• STATED TASK 1: Based on the pension article below, decide whether each statement agrees with it, answering yes or no and quoting the deciding words: (a) Section 8 of Article XVI calls for the State to evaluate upgrading retirees' benefits; (b) the MUP pension problems are described as new; (c) unresolved issues will cost the government millions of pesos each year.

• TEXT EXCERPT:
________________________________________
Defense Research Analyst

PCEDS STRATEGIC ANALYSIS                                           PSA July 2021 Issue

Ensuring Sustainable Pension Benefits for the Military and Uniformed Personnel

By: Regina Yvette V Romero

Article XVI, Section 7 of the 1987 Constitution states that the State must furnish swift and sufficient benefits to veterans of war and military campaigns, as well as their spouses and orphans. Moreover, the State must evaluate to upgrade the benefits suitable for the retirees, as cited in Section 8 of the same article. Recently, the issues in the pension system of the Military and Uniformed Personnel (MUP) have become the center of debate in the legislative and executive departments, as questions of sustainability and problem mitigation were raised. But these problems are not new – such complications have been considered as ‘long-standing issues’ in the system. If issues are not resolved urgently, it will cost the government billions of pesos annually to fund the retirees’ pension. Considering the duties of the State and the complexities raised, it is high time to reassess and resolve the issues, as such may further cause financial burden to the country’s annual budget. This article aims to provide an overview of the issues in the MUP pension system, present the various reform proposals, and recommend possible measures to further develop the policies that are being forwarded.
________________________________________
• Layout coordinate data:
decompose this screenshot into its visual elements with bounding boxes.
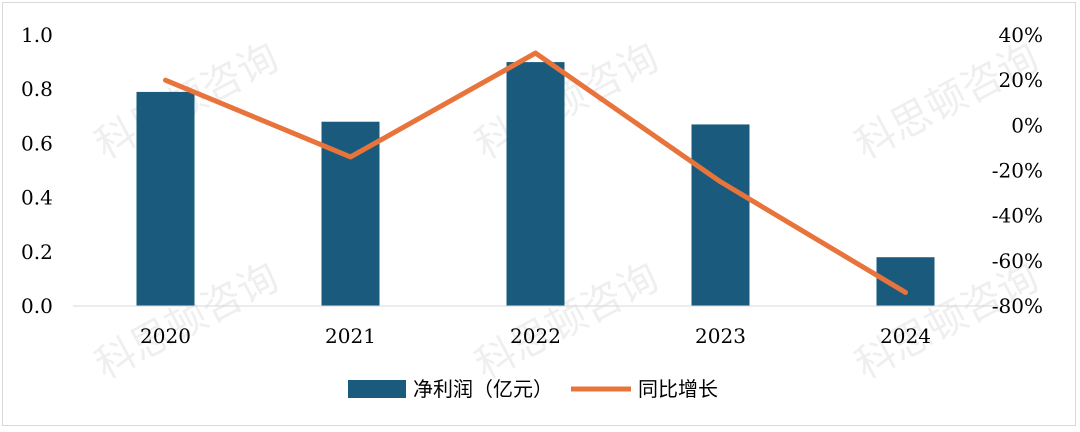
bar-2022: [506, 62, 565, 306]
y-right-tick-label: 0%: [1011, 113, 1043, 137]
x-tick-label: 2021: [325, 324, 376, 348]
x-axis: 2020 2021 2022 2023 2024: [140, 324, 931, 348]
y-left-tick-label: 0.2: [21, 240, 53, 264]
x-tick-label: 2022: [510, 324, 561, 348]
y-right-tick-label: -60%: [992, 249, 1043, 273]
growth-line: [163, 50, 908, 295]
watermark-text: 科思顿咨询: [468, 34, 666, 169]
chart-frame: 科思顿咨询科思顿咨询科思顿咨询科思顿咨询科思顿咨询科思顿咨询 0.00.20.4…: [2, 2, 1076, 426]
y-left-tick-label: 0.6: [21, 131, 53, 155]
y-right-tick-label: 40%: [999, 23, 1043, 47]
bar-2021: [321, 121, 380, 306]
y-left-tick-label: 0.0: [21, 294, 53, 318]
y-left-tick-label: 0.4: [21, 186, 53, 210]
legend-swatch-bar: [348, 380, 406, 398]
legend-label-bar: 净利润（亿元）: [413, 377, 553, 401]
y-left-tick-label: 1.0: [21, 23, 53, 47]
watermark-text: 科思顿咨询: [468, 254, 666, 389]
legend-label-line: 同比增长: [638, 377, 718, 401]
y-right-tick-label: -40%: [992, 204, 1043, 228]
line-series: [163, 50, 908, 295]
y-left-tick-label: 0.8: [21, 77, 53, 101]
y-right-tick-label: 20%: [999, 68, 1043, 92]
legend: 净利润（亿元） 同比增长: [348, 377, 718, 401]
bar-series: [136, 62, 935, 307]
y-right-tick-label: -80%: [992, 294, 1043, 318]
y-right-tick-label: -20%: [992, 159, 1043, 183]
chart-svg: 科思顿咨询科思顿咨询科思顿咨询科思顿咨询科思顿咨询科思顿咨询 0.00.20.4…: [21, 23, 1046, 401]
bar-2023: [691, 124, 750, 307]
x-tick-label: 2023: [695, 324, 746, 348]
y-right-axis: -80% -60% -40% -20% 0% 20% 40%: [992, 23, 1043, 318]
x-tick-label: 2024: [880, 324, 931, 348]
y-left-axis: 0.0 0.2 0.4 0.6 0.8 1.0: [21, 23, 53, 318]
x-tick-label: 2020: [140, 324, 191, 348]
watermark-text: 科思顿咨询: [848, 34, 1046, 169]
bar-2020: [136, 91, 195, 306]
________________________________________
• STATED TASK 2: Give as a JSON list of strings, one per line, the rows that begin at the line containing "bar-2022: [506, 62, 565, 306]" and stop after the line containing "y-right-tick-label: 40%: [999, 23, 1043, 47]".

• RESPONSE 1:
(a) Yes: "the State must evaluate to upgrade the benefits suitable for the retirees, as cited in Section 8 of the same article"
(b) No: "But these problems are not new"
(c) No: "it will cost the government billions of pesos annually to fund the retirees’ pension"

• RESPONSE 2:
[
  "bar-2022: [506, 62, 565, 306]",
  "y-right-tick-label: 0%: [1011, 113, 1043, 137]",
  "x-tick-label: 2021: [325, 324, 376, 348]",
  "x-axis: 2020 2021 2022 2023 2024: [140, 324, 931, 348]",
  "y-left-tick-label: 0.2: [21, 240, 53, 264]",
  "x-tick-label: 2022: [510, 324, 561, 348]",
  "y-right-tick-label: -60%: [992, 249, 1043, 273]",
  "growth-line: [163, 50, 908, 295]",
  "watermark-text: 科思顿咨询: [468, 34, 666, 169]",
  "chart-frame: 科思顿咨询科思顿咨询科思顿咨询科思顿咨询科思顿咨询科思顿咨询 0.00.20.4…: [2, 2, 1076, 426]",
  "y-left-tick-label: 0.6: [21, 131, 53, 155]",
  "y-right-tick-label: 40%: [999, 23, 1043, 47]"
]